(Data items)
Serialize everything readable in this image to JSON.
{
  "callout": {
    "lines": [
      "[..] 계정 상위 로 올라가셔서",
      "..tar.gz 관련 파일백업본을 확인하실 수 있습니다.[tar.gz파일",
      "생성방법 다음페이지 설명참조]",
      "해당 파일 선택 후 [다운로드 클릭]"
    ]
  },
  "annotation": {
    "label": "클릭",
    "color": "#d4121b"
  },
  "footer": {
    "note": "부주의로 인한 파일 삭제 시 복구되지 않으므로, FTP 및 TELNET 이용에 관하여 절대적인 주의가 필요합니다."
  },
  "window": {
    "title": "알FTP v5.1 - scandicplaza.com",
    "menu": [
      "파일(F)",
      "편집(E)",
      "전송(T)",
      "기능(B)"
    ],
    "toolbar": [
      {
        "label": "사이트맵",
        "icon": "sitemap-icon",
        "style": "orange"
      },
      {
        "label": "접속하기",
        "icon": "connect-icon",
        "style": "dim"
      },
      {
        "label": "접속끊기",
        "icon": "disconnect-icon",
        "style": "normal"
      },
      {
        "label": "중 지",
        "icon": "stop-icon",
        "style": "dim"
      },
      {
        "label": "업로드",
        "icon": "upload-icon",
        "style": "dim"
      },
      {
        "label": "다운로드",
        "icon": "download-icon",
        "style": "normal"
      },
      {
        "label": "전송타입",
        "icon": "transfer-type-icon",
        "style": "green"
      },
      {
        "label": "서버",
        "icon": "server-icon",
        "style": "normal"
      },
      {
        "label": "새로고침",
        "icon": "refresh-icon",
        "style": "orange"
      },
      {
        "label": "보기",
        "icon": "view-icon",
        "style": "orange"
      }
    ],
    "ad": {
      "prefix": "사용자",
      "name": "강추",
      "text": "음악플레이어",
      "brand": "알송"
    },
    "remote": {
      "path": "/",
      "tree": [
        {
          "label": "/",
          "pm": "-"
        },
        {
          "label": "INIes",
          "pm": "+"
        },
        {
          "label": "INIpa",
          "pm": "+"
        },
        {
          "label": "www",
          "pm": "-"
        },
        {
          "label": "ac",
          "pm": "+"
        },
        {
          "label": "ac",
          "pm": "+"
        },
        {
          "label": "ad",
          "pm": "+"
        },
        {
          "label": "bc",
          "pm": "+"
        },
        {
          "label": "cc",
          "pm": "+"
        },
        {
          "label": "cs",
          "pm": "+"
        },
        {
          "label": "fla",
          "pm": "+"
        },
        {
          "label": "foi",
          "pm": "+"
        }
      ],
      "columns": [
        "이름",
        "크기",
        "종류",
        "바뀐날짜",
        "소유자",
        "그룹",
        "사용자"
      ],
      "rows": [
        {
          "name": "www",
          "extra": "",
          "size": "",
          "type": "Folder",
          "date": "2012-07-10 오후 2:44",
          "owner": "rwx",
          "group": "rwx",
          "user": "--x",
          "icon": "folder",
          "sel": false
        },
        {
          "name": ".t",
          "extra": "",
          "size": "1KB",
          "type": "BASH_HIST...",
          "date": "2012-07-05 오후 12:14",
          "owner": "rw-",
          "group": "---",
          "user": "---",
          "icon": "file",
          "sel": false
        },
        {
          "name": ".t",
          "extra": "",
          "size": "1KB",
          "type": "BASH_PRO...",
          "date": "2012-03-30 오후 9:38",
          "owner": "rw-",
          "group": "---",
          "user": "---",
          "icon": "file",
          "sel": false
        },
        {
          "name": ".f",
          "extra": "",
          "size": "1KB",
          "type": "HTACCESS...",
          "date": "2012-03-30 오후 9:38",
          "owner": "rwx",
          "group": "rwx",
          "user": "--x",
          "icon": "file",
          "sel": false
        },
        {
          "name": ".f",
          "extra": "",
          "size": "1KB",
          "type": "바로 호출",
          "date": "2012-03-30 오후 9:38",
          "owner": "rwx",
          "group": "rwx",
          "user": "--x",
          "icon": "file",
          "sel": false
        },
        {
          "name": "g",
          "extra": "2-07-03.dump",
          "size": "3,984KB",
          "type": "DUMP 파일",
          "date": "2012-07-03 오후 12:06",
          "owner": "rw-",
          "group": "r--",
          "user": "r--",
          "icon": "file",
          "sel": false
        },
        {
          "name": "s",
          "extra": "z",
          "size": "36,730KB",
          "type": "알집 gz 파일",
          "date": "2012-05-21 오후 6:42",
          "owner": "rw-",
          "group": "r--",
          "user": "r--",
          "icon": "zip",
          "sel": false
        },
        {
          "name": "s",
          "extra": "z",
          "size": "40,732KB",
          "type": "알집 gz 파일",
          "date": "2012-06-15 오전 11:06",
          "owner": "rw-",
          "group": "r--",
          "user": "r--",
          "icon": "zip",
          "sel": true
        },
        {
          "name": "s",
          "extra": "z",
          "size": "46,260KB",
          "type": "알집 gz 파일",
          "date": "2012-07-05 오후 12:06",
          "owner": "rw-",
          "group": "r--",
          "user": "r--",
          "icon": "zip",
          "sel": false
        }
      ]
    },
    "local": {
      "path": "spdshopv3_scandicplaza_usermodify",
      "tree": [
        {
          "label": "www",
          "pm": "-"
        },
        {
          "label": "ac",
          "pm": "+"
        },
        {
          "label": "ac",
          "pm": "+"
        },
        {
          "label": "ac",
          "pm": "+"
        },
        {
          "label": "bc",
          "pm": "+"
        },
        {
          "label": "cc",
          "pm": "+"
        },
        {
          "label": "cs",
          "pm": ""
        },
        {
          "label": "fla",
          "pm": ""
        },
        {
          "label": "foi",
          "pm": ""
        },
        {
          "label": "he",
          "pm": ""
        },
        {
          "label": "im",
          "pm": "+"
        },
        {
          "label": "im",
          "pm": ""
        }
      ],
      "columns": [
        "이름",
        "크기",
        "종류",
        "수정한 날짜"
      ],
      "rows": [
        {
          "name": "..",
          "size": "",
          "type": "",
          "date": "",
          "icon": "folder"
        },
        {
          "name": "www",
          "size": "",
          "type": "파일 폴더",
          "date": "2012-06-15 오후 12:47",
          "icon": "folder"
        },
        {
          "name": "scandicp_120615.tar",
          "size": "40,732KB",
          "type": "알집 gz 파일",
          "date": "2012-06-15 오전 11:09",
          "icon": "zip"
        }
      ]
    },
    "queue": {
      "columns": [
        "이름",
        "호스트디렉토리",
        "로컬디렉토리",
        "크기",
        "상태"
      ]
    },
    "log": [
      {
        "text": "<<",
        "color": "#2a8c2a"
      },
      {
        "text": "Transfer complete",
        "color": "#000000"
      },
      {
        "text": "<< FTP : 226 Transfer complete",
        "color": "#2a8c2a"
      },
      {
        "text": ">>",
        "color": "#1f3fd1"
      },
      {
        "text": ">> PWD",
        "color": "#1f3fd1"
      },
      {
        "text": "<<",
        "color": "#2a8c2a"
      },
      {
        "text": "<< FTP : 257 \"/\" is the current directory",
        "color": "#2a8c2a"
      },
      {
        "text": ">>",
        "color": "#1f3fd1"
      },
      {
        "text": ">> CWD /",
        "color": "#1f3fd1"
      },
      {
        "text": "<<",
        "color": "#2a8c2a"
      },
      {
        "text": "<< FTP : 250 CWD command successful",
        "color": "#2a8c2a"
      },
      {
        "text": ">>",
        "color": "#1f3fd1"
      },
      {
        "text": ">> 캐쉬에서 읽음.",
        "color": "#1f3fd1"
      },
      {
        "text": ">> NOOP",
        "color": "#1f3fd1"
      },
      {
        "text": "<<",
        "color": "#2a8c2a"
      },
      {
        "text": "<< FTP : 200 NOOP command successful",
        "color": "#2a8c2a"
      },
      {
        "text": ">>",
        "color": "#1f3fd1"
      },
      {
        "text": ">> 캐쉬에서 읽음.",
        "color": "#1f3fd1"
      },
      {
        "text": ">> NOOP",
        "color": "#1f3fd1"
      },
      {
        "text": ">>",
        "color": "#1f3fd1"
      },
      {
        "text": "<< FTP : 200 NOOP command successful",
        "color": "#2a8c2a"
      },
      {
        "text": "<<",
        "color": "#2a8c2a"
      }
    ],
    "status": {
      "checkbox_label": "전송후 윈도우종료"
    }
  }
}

Exercise aim - From the entries above, extract each line containing "date".

Expected answer -
          "date": "2012-07-10 오후 2:44",
          "date": "2012-07-05 오후 12:14",
          "date": "2012-03-30 오후 9:38",
          "date": "2012-03-30 오후 9:38",
          "date": "2012-03-30 오후 9:38",
          "date": "2012-07-03 오후 12:06",
          "date": "2012-05-21 오후 6:42",
          "date": "2012-06-15 오전 11:06",
          "date": "2012-07-05 오후 12:06",
          "date": "",
          "date": "2012-06-15 오후 12:47",
          "date": "2012-06-15 오전 11:09",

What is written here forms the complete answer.